= EXERCISES TO COMPLETE =
**1)** In the text on Obama's Chicago years, whom did Project Vote help elect in 1992?
**2)** Do these statements agree with the text on Obama's Chicago years? Answer yes or no for each, quoting the words that decide it. (a) Obama co-founded a leadership development and organizing institute in Bronzeville. (b) Obama worked as an organizer for five years. (c) Obama won a seat in the State Senate in 1996.
**3)** Continue the text on Obama's Chicago years, picking up after its final sentence.

= DOCUMENT SEGMENT =
=======

The group worked out of a bungalow in Roseland on the Far South Side on issues including asbestos removal at nearby Altgeld Gardens, a depressed public housing development. Today DCP continues to work on issues of environmental equity, including a 30-year fight for an extension of CTA’s Red Line to 130rd Street, the last area of the city unserved by rapid transit.
Obama spent only three years honing his organizing chops, but the experience lent abundant street cred for his presidential campaign mantra of “Change.”
Act two: civic leader
After establishing his academic pedigree at Harvard Law School, Obama returned to Chicago and settled in Hyde Park. While Chicago remains one of America’s most segregated cities, Hyde Park was the integrated oasis for progressive intellectuals, activists and professionals, and home to the University of Chicago.
Obama was a lecturer at the university’s law school, wife Michelle later became a top executive at the university’s medical center, and their children attended its Lab School. Obama’s early political career was plotted at kitchen tables throughout the neighborhood.
In 1992, Obama ran Project Vote, a voter registration campaign that helped elect Carol Moseley Braun, the first African American woman in the U.S. Senate. The political work connected him to the city’s political elites, wealthy donors and political gurus like Mikva and David Axelrod.
Two years later, Obama co-founded the Lugenia Burns Hope Center, a leadership development and organizing institute in Bronzeville, the historic heart of black Chicago, nestled between Hyde Park and McCormick Place. A current Hope Center project is Housing Bronzeville, which is pushing the city to build affordable housing on the vast vacant tracts that dot the area.
Act three: politician
After winning election to the State Senate in 1996, Obama famously pushed bipartisanship, regularly reaching across the aisle to craft legislative compromises.
Chicago is the nation’s capital of the black middle class. Michelle Obama, whom he met while they worked together at a law firm, helped him maneuver that world. The South Side native and Harvard Law graduate connected her husband to prominent black professionals like Valerie Jarrett, now his closest White House confidante, forming a lucrative fundraising and support network.

=======

= Source records =

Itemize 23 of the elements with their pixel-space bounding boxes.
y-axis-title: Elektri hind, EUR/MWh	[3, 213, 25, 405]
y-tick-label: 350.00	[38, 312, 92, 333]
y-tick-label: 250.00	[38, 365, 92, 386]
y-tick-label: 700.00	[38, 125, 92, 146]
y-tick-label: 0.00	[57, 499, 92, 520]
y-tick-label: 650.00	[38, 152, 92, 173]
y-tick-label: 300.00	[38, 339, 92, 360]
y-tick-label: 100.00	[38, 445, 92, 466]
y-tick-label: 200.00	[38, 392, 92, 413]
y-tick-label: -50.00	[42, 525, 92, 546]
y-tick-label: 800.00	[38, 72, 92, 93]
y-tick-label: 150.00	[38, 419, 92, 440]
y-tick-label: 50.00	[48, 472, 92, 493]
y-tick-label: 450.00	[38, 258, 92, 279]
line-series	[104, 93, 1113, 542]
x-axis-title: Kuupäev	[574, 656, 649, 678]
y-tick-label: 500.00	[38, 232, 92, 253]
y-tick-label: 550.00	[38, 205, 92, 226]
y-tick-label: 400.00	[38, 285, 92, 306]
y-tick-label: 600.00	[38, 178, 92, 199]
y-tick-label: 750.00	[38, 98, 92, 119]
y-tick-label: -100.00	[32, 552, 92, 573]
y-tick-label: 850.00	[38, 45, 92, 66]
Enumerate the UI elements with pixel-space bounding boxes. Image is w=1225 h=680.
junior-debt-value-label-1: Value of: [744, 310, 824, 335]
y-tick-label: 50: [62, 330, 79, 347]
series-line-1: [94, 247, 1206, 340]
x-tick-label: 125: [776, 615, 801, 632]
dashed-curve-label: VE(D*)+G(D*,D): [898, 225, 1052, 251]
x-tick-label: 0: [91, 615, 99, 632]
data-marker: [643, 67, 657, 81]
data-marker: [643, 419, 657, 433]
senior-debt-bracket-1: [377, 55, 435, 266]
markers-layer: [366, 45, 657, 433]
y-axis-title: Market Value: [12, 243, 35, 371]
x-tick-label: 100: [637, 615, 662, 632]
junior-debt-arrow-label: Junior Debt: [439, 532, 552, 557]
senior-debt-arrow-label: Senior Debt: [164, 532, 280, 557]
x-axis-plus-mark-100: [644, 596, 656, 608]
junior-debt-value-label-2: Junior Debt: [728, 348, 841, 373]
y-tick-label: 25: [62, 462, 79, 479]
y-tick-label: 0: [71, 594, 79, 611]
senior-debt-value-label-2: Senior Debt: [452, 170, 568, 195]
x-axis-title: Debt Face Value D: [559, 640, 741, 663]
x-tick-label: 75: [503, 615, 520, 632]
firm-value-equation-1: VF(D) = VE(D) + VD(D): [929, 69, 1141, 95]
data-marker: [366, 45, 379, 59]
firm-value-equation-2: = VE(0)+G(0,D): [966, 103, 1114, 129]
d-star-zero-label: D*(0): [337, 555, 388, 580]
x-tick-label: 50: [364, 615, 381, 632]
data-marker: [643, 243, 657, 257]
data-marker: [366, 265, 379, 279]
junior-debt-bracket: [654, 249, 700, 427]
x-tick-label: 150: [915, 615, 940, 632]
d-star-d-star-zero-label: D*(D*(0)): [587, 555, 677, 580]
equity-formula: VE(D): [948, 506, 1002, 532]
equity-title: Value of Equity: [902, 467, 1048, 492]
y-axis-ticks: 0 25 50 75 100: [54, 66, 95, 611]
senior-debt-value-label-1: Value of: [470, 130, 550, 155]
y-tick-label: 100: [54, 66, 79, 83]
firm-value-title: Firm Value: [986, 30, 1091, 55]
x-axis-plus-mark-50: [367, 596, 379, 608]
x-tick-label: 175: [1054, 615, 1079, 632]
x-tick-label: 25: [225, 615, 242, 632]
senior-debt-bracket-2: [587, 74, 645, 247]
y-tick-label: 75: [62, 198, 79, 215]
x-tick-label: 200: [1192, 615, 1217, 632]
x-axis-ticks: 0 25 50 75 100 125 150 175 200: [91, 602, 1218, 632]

=======

= RESPONSE LIST =
**1)** Carol Moseley Braun, the first African American woman in the U.S. Senate.

**2)**
(a) Yes: "Obama co-founded the Lugenia Burns Hope Center, a leadership development and organizing institute in Bronzeville"
(b) No: "Obama spent only three years honing his organizing chops"
(c) Yes: "After winning election to the State Senate in 1996"

**3)**
Obama tapped into the black church, the community’s strongest institution, when he joined Trinity United Church of Christ on West 95th Street during his early years in Chicago. Rev. Jeremiah Wright preached a black liberation Christian theology that promoted social justice and activism – and generated controversy in the 2008 presidential campaign.
Wright has retired, but Trinity remains influential. In January, the church kicked off plans for Imani Village, a 27-acre community-based conglomerate of sustainable housing, urban farming, retail stores, health centers and a sports complex.
In 2002, his bond with the city’s white progressives brought Obama to a rally at the Federal Plaza downtown. At the protest, mounted by Chicagoans Against the War in Iraq, he delivered a speech that sealed his anti-war credentials, and another crucial plank in his presidential campaign.
Obama’s Hawaiian genes may have helped Obama surf the treacherous waters of regular, black and independent politics. His allies ranged from his “political Godfather,” now-retired State Senate President Emil Jones, a Machine stalwart; to progressive white and black independents like Mikva and Obama’s former alderman Toni Preckwinkle, now Cook County Board president; to black nationalists like Louis Farrakhan.
Like most every South Sider, Obama is an avowed White Sox fan. During the 2008 election, he mocked the rival Chicago Cubs and their pastoral Wrigley Field. “You go to Wrigley Field, you have a beer, beautiful people up there. People aren’t watching the game,” he told ESPN in 2008. “It’s not serious. White Sox, that’s baseball. South Side.”
Them’s fightin’ words in Chicago. During the weekend of the NATO Summit, the Cubs will take on the Sox — at Wrigley Field.